◆ Problems to work on ◆
**A.** Which fighters does the Glenn Keeney biography name as opponents he defeated?
**B.** Carry the Glenn Keeney biography forward, beginning right after its last sentence.

◆ Excerpted text ◆
-- START --

Glenn R. Keeney (May 6, 1942 – November 18, 2021) was an American martial artist. He was born to Walter Russell and Lucy Puckett Keeney in Anderson, Indiana in 1942, and began his karate training in 1957.

Early influences
In 1957, finding no local martial arts schools for training, he hitchhiked 115 miles from Anderson to the nearest karate school (a Taekwondo dojang) in Cincinnati, Ohio. He later found a school in Indianapolis, but the school closed the same year it opened.

Keeney began his study of Okinawan Goju Ryu in 1964, after meeting Larry Pickel in Anderson. Pickel, a black belt under Eiichi Miyazato had studied in Okinawa while in the US Marine corps. Keeney studied under Pickel until 1967 when Jerry Brown, Glenn Keeney and Larry Davenport, the top 3 students, were offered the opportunity to purchase the school. By 1969, Keeney had become the sole owner of Komakai Academy, which he ran until 2005.  Brown and Davenport stayed on at the school for many years.

Bill Wallace, who would later become the Professional Karate Association World Middleweight Champion, was attending Ball State University at that time. Although he chose not to adopt the Goju Ryu system,  Wallace and Keeney sparred several days a week and attended over 200 tournaments together over the next 5 years.  Bill Wallace credits a lot of his sparring savvy to these early workouts with Glenn Keeney.

Competitor 

Glenn Keeney, an active competitor from 1967-1975, competed in more than 300 tournaments. Glenn defeated many of the nation’s best fighters such as Bill Wallace, Artis Simmons, Walt Bone, Johnny Castaldo, Woodrow Fairbanks, Parker Shelton, Ken Knudson, Flem Evans.
As a member of the 1971/1972 USKA World Champion Team,  he traveled throughout Europe and Asia
on two Good Will Tours. The 1971-72 Team went undefeated both years. In 2012 he was inducted into "Madison County's 100 Greatest Athletes".

-- END --

Stored data:
-- START --

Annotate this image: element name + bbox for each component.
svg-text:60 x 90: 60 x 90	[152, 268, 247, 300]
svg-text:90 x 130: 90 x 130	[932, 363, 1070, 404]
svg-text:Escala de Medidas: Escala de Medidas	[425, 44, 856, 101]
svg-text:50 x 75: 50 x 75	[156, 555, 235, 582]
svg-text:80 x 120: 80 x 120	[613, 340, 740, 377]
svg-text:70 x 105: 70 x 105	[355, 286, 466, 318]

-- END --

◆ Task-by-task results ◆
**A.** Bill Wallace, Artis Simmons, Walt Bone, Johnny Castaldo, Woodrow Fairbanks, Parker Shelton, Ken Knudson, and Flem Evans.

**B.**
Tournament Promoter/Entrepreneur 
Keeney held his first karate tournament in 1968, and went on to host the 1970 & 1971 United States Karate Association Grand National Championships in Anderson, Indiana (the largest USKA tournament promoted to that date). He was voted Best tournament promoter by the USKA 4 years running. He co-hosted the 1975 Top Ten Nationals in Anderson, Indiana with Mike Anderson of Professional Karate Magazine, again with great success. In 1980, he promoted the PKA, CBS televised Bill Wallace retirement fight in Anderson, and was subsequently presented with the "Key to the City" by Mayor McMahon. Working again with the PKA and ESPN he went on to promote the 1981/82 PKA Nationals. He continues as an active promoter, hosting the Professional Karate Commission’s International Karate Championships each year in Indianapolis, Indiana.  

As an administrator, Keeney assisted in writing the USKA rule book for tournament competition. He functioned as Rules Chairman for 10 years. For several years he headed up the ratings committee for the PKA, and at the First Los Angeles World Championships in 1974 he participated as a judge.

Founder 
Mr. Keeney founded the (PKC) Professional Karate Commission in 1986. It began as a sanctioning body for Full Contact Kickboxing.  Upon the death of Grand Master Robert A. Trias in 1989, Keeney further developed the Professional Karate Commission as a membership organization and sanctioning body to include sport karate competition and dedicated the organization to the preservation of the principles, ethics, & integrity of Karate-Do.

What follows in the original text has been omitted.